**Objective**.
Pull each line holding the word "name" from the data.

**Given data**.
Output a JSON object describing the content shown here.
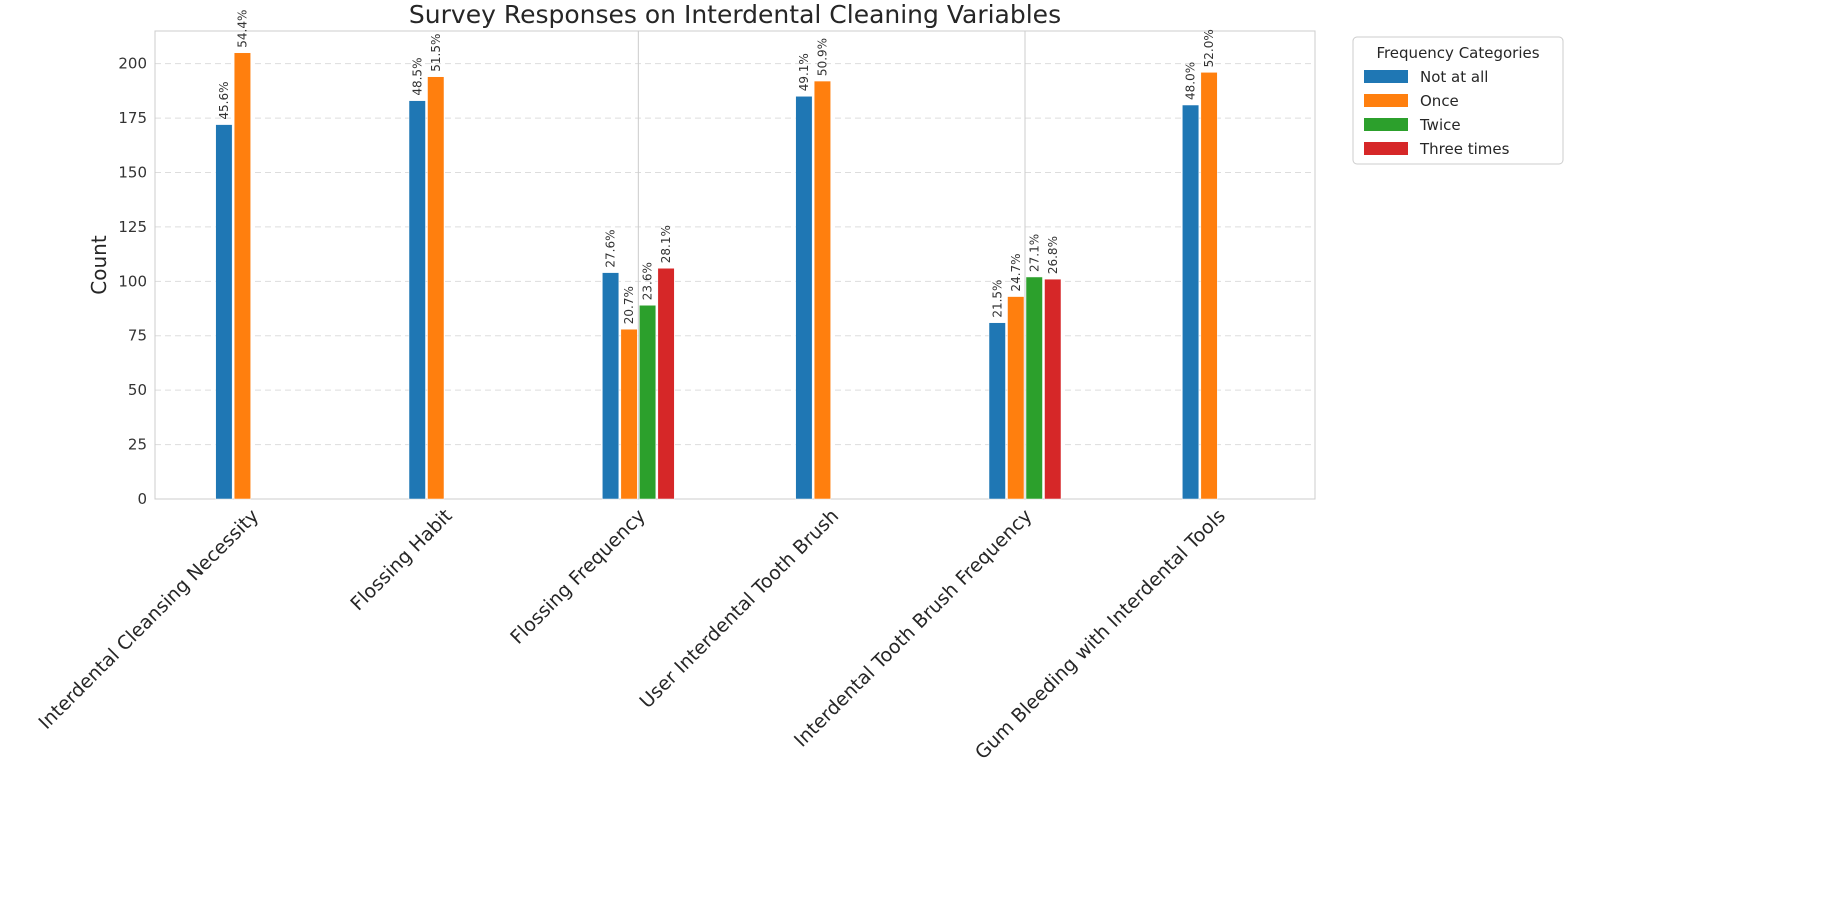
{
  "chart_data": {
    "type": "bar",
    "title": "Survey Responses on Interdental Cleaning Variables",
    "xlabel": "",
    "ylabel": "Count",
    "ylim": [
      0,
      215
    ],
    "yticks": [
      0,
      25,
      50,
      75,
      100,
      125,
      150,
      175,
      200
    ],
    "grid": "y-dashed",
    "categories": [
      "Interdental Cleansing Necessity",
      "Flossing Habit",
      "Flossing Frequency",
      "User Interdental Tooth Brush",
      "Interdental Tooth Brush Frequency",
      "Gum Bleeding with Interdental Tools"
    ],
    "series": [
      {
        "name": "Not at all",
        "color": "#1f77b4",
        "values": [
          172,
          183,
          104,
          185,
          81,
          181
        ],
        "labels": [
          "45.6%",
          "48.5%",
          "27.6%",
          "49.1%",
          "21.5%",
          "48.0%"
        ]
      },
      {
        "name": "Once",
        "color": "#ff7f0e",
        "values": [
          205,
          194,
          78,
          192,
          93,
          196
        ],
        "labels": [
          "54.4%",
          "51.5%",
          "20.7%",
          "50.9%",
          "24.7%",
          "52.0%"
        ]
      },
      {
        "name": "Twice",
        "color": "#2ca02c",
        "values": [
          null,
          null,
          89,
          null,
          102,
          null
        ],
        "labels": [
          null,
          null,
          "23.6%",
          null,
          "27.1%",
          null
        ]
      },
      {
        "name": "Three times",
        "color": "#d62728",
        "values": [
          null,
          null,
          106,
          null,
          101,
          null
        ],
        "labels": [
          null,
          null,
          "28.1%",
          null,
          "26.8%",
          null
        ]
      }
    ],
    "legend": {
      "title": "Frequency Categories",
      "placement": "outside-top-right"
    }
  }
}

* * *

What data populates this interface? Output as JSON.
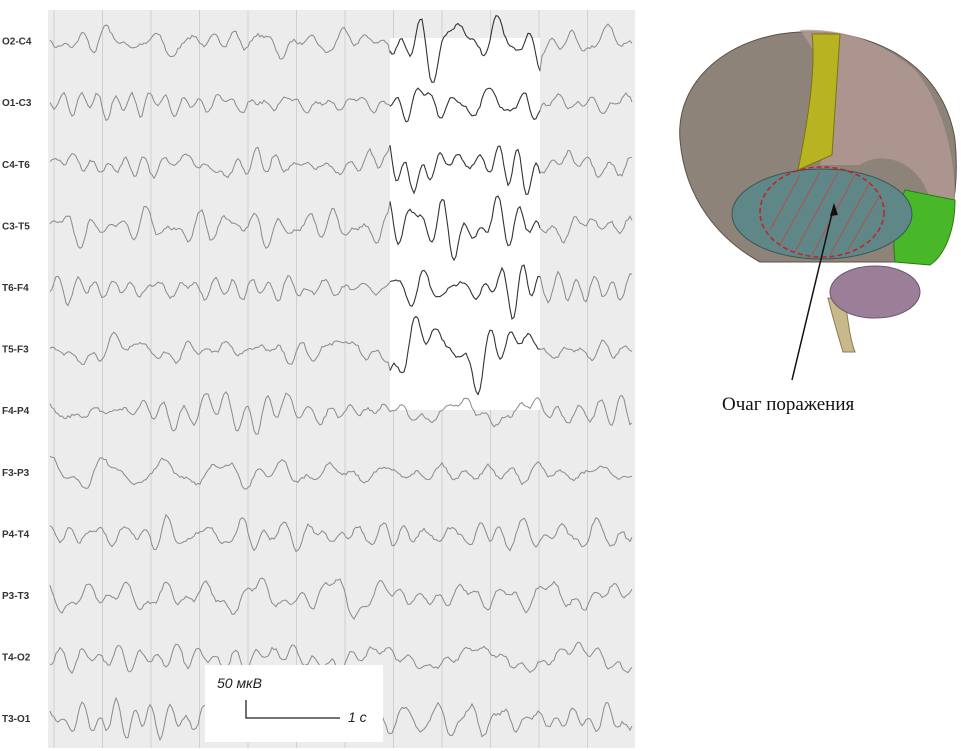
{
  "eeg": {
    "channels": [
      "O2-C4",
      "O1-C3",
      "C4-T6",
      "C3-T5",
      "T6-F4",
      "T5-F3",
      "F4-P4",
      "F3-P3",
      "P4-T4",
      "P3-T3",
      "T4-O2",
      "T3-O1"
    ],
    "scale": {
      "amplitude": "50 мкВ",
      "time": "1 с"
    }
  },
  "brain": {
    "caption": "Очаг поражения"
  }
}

**Right answer**.
        "name": "Not at all",
        "name": "Once",
        "name": "Twice",
        "name": "Three times",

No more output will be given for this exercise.